┌──

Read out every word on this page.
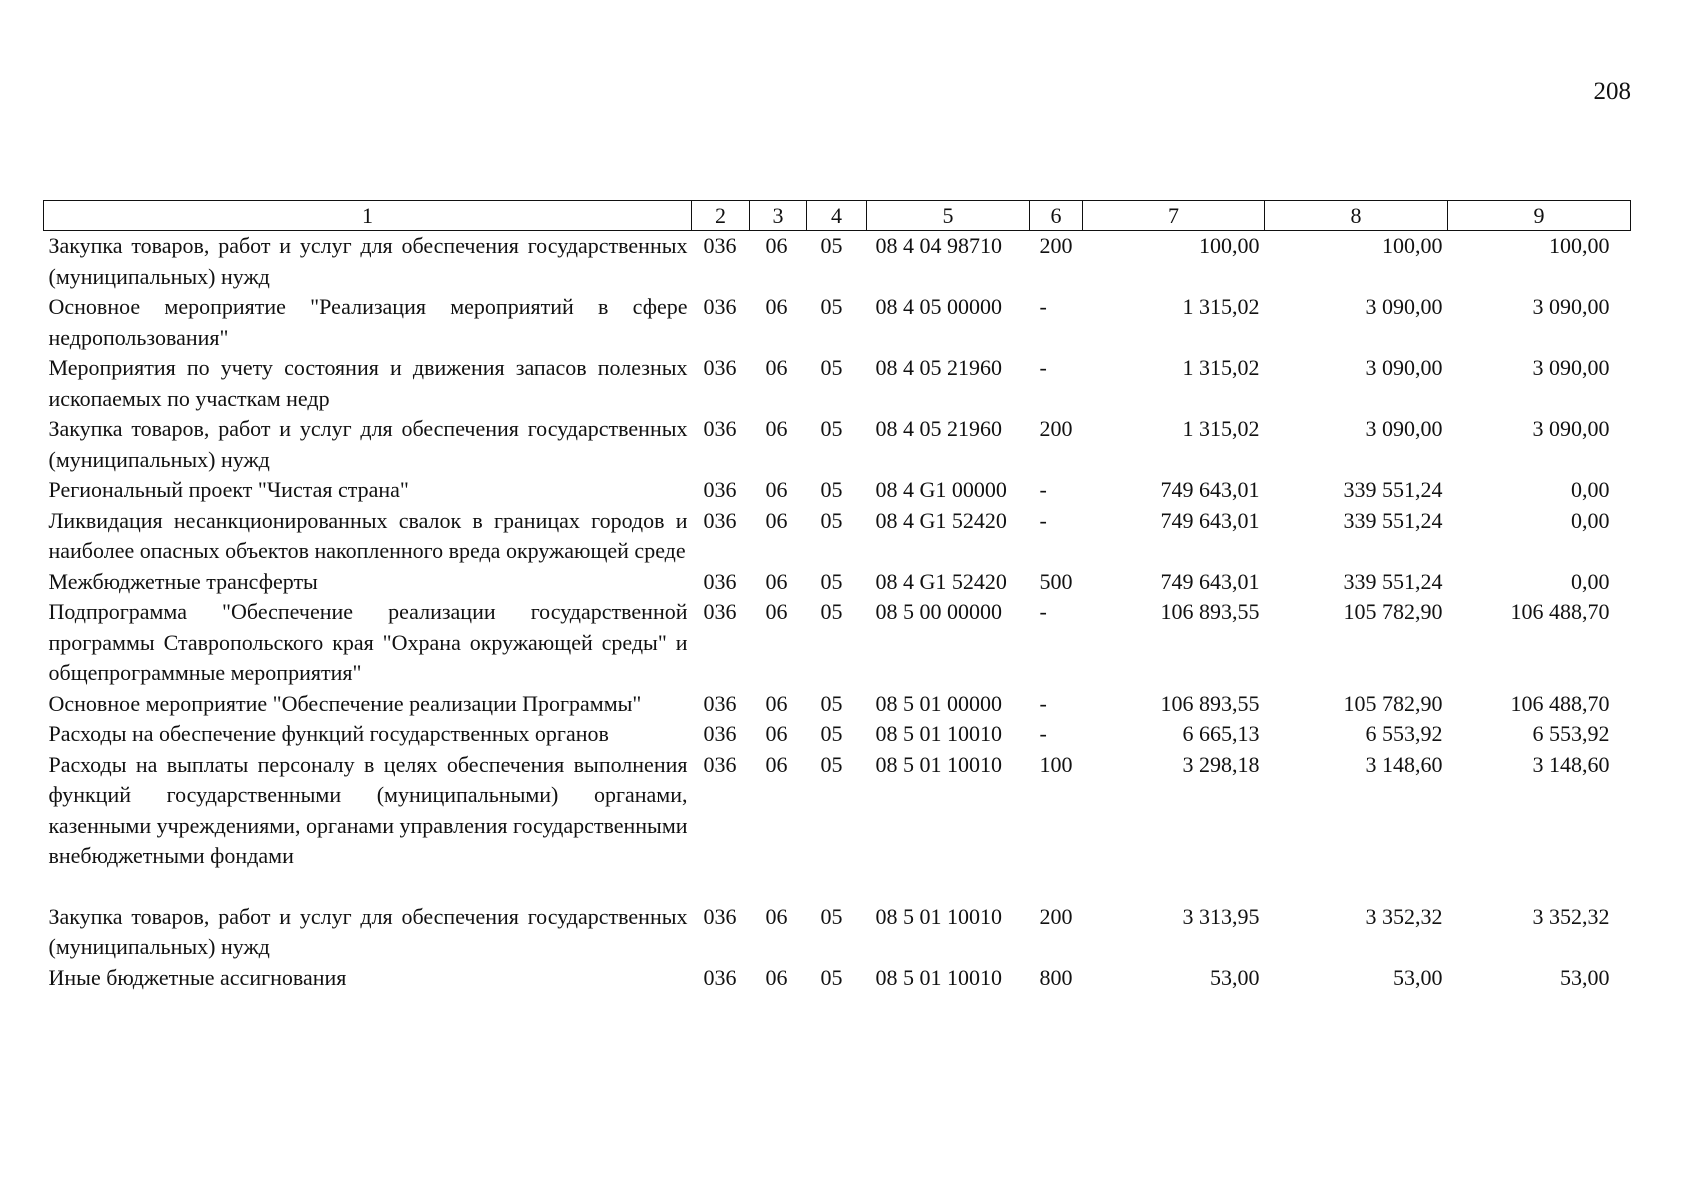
208
1	2	3	4	5	6	7	8	9
Закупка товаров, работ и услуг для обеспечения государственных (муниципальных) нужд	036	06	05	08 4 04 98710	200	100,00	100,00	100,00
Основное мероприятие "Реализация мероприятий в сфере недропользования"	036	06	05	08 4 05 00000	-	1 315,02	3 090,00	3 090,00
Мероприятия по учету состояния и движения запасов полезных ископаемых по участкам недр	036	06	05	08 4 05 21960	-	1 315,02	3 090,00	3 090,00
Закупка товаров, работ и услуг для обеспечения государственных (муниципальных) нужд	036	06	05	08 4 05 21960	200	1 315,02	3 090,00	3 090,00
Региональный проект "Чистая страна"	036	06	05	08 4 G1 00000	-	749 643,01	339 551,24	0,00
Ликвидация несанкционированных свалок в границах городов и наиболее опасных объектов накопленного вреда окружающей среде	036	06	05	08 4 G1 52420	-	749 643,01	339 551,24	0,00
Межбюджетные трансферты	036	06	05	08 4 G1 52420	500	749 643,01	339 551,24	0,00
Подпрограмма "Обеспечение реализации государственной программы Ставропольского края "Охрана окружающей среды" и общепрограммные мероприятия"	036	06	05	08 5 00 00000	-	106 893,55	105 782,90	106 488,70
Основное мероприятие "Обеспечение реализации Программы"	036	06	05	08 5 01 00000	-	106 893,55	105 782,90	106 488,70
Расходы на обеспечение функций государственных органов	036	06	05	08 5 01 10010	-	6 665,13	6 553,92	6 553,92
Расходы на выплаты персоналу в целях обеспечения выполнения функций государственными (муниципальными) органами, казенными учреждениями, органами управления государственными внебюджетными фондами	036	06	05	08 5 01 10010	100	3 298,18	3 148,60	3 148,60
Закупка товаров, работ и услуг для обеспечения государственных (муниципальных) нужд	036	06	05	08 5 01 10010	200	3 313,95	3 352,32	3 352,32
Иные бюджетные ассигнования	036	06	05	08 5 01 10010	800	53,00	53,00	53,00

└──

= Required work =
All of the data above should be transcribed verbatim, with pictures omitted.

= Solution =
Read out every word on this page.
208
1	2	3	4	5	6	7	8	9
Закупка товаров, работ и услуг для обеспечения государственных (муниципальных) нужд	036	06	05	08 4 04 98710	200	100,00	100,00	100,00
Основное мероприятие "Реализация мероприятий в сфере недропользования"	036	06	05	08 4 05 00000	-	1 315,02	3 090,00	3 090,00
Мероприятия по учету состояния и движения запасов полезных ископаемых по участкам недр	036	06	05	08 4 05 21960	-	1 315,02	3 090,00	3 090,00
Закупка товаров, работ и услуг для обеспечения государственных (муниципальных) нужд	036	06	05	08 4 05 21960	200	1 315,02	3 090,00	3 090,00
Региональный проект "Чистая страна"	036	06	05	08 4 G1 00000	-	749 643,01	339 551,24	0,00
Ликвидация несанкционированных свалок в границах городов и наиболее опасных объектов накопленного вреда окружающей среде	036	06	05	08 4 G1 52420	-	749 643,01	339 551,24	0,00
Межбюджетные трансферты	036	06	05	08 4 G1 52420	500	749 643,01	339 551,24	0,00
Подпрограмма "Обеспечение реализации государственной программы Ставропольского края "Охрана окружающей среды" и общепрограммные мероприятия"	036	06	05	08 5 00 00000	-	106 893,55	105 782,90	106 488,70
Основное мероприятие "Обеспечение реализации Программы"	036	06	05	08 5 01 00000	-	106 893,55	105 782,90	106 488,70
Расходы на обеспечение функций государственных органов	036	06	05	08 5 01 10010	-	6 665,13	6 553,92	6 553,92
Расходы на выплаты персоналу в целях обеспечения выполнения функций государственными (муниципальными) органами, казенными учреждениями, органами управления государственными внебюджетными фондами	036	06	05	08 5 01 10010	100	3 298,18	3 148,60	3 148,60
Закупка товаров, работ и услуг для обеспечения государственных (муниципальных) нужд	036	06	05	08 5 01 10010	200	3 313,95	3 352,32	3 352,32
Иные бюджетные ассигнования	036	06	05	08 5 01 10010	800	53,00	53,00	53,00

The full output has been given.